►

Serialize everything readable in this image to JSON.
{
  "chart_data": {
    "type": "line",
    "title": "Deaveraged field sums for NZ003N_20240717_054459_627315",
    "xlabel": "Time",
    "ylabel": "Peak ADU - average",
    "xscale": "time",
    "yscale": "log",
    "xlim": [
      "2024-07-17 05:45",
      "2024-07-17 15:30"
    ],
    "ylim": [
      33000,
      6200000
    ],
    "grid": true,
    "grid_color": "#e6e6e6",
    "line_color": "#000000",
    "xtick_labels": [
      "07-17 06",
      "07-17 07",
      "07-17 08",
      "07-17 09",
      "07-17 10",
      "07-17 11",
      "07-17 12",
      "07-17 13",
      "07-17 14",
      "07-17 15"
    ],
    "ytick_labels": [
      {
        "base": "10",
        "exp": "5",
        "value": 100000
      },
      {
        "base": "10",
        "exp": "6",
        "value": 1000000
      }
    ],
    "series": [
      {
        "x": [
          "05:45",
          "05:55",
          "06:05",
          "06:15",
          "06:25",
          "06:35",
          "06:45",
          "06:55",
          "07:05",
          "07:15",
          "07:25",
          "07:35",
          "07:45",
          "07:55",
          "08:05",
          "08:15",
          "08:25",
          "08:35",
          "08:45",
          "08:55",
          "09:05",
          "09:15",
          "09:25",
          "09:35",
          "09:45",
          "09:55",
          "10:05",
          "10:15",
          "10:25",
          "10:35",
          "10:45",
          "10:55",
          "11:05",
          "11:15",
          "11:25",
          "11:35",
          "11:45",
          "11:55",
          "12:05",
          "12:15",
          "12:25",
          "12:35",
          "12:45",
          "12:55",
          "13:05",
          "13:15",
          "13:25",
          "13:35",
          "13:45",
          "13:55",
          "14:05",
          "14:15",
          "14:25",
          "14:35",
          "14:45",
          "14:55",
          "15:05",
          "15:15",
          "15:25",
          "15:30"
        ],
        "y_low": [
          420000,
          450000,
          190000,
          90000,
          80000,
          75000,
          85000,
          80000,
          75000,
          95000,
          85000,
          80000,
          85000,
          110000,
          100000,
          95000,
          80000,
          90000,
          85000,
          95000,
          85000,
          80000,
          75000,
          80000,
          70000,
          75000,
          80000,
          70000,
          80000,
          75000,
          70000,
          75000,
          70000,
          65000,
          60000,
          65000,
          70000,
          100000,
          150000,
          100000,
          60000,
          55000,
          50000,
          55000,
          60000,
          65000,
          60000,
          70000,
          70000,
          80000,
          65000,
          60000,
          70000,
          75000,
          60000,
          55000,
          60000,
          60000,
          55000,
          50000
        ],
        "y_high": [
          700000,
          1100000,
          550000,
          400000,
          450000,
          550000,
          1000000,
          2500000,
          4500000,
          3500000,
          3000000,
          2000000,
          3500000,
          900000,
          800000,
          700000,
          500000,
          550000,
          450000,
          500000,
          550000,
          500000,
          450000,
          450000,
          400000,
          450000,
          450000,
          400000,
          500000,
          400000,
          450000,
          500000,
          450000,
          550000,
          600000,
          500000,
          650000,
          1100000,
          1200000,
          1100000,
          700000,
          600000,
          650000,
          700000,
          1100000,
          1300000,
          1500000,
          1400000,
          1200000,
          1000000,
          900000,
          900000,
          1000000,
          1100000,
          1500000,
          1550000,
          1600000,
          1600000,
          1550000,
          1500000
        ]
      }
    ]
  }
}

◄

> _What you should do_
Your task is to transcribe the listing above in full, exactly as given.

> _Result_
Serialize everything readable in this image to JSON.
{
  "chart_data": {
    "type": "line",
    "title": "Deaveraged field sums for NZ003N_20240717_054459_627315",
    "xlabel": "Time",
    "ylabel": "Peak ADU - average",
    "xscale": "time",
    "yscale": "log",
    "xlim": [
      "2024-07-17 05:45",
      "2024-07-17 15:30"
    ],
    "ylim": [
      33000,
      6200000
    ],
    "grid": true,
    "grid_color": "#e6e6e6",
    "line_color": "#000000",
    "xtick_labels": [
      "07-17 06",
      "07-17 07",
      "07-17 08",
      "07-17 09",
      "07-17 10",
      "07-17 11",
      "07-17 12",
      "07-17 13",
      "07-17 14",
      "07-17 15"
    ],
    "ytick_labels": [
      {
        "base": "10",
        "exp": "5",
        "value": 100000
      },
      {
        "base": "10",
        "exp": "6",
        "value": 1000000
      }
    ],
    "series": [
      {
        "x": [
          "05:45",
          "05:55",
          "06:05",
          "06:15",
          "06:25",
          "06:35",
          "06:45",
          "06:55",
          "07:05",
          "07:15",
          "07:25",
          "07:35",
          "07:45",
          "07:55",
          "08:05",
          "08:15",
          "08:25",
          "08:35",
          "08:45",
          "08:55",
          "09:05",
          "09:15",
          "09:25",
          "09:35",
          "09:45",
          "09:55",
          "10:05",
          "10:15",
          "10:25",
          "10:35",
          "10:45",
          "10:55",
          "11:05",
          "11:15",
          "11:25",
          "11:35",
          "11:45",
          "11:55",
          "12:05",
          "12:15",
          "12:25",
          "12:35",
          "12:45",
          "12:55",
          "13:05",
          "13:15",
          "13:25",
          "13:35",
          "13:45",
          "13:55",
          "14:05",
          "14:15",
          "14:25",
          "14:35",
          "14:45",
          "14:55",
          "15:05",
          "15:15",
          "15:25",
          "15:30"
        ],
        "y_low": [
          420000,
          450000,
          190000,
          90000,
          80000,
          75000,
          85000,
          80000,
          75000,
          95000,
          85000,
          80000,
          85000,
          110000,
          100000,
          95000,
          80000,
          90000,
          85000,
          95000,
          85000,
          80000,
          75000,
          80000,
          70000,
          75000,
          80000,
          70000,
          80000,
          75000,
          70000,
          75000,
          70000,
          65000,
          60000,
          65000,
          70000,
          100000,
          150000,
          100000,
          60000,
          55000,
          50000,
          55000,
          60000,
          65000,
          60000,
          70000,
          70000,
          80000,
          65000,
          60000,
          70000,
          75000,
          60000,
          55000,
          60000,
          60000,
          55000,
          50000
        ],
        "y_high": [
          700000,
          1100000,
          550000,
          400000,
          450000,
          550000,
          1000000,
          2500000,
          4500000,
          3500000,
          3000000,
          2000000,
          3500000,
          900000,
          800000,
          700000,
          500000,
          550000,
          450000,
          500000,
          550000,
          500000,
          450000,
          450000,
          400000,
          450000,
          450000,
          400000,
          500000,
          400000,
          450000,
          500000,
          450000,
          550000,
          600000,
          500000,
          650000,
          1100000,
          1200000,
          1100000,
          700000,
          600000,
          650000,
          700000,
          1100000,
          1300000,
          1500000,
          1400000,
          1200000,
          1000000,
          900000,
          900000,
          1000000,
          1100000,
          1500000,
          1550000,
          1600000,
          1600000,
          1550000,
          1500000
        ]
      }
    ]
  }
}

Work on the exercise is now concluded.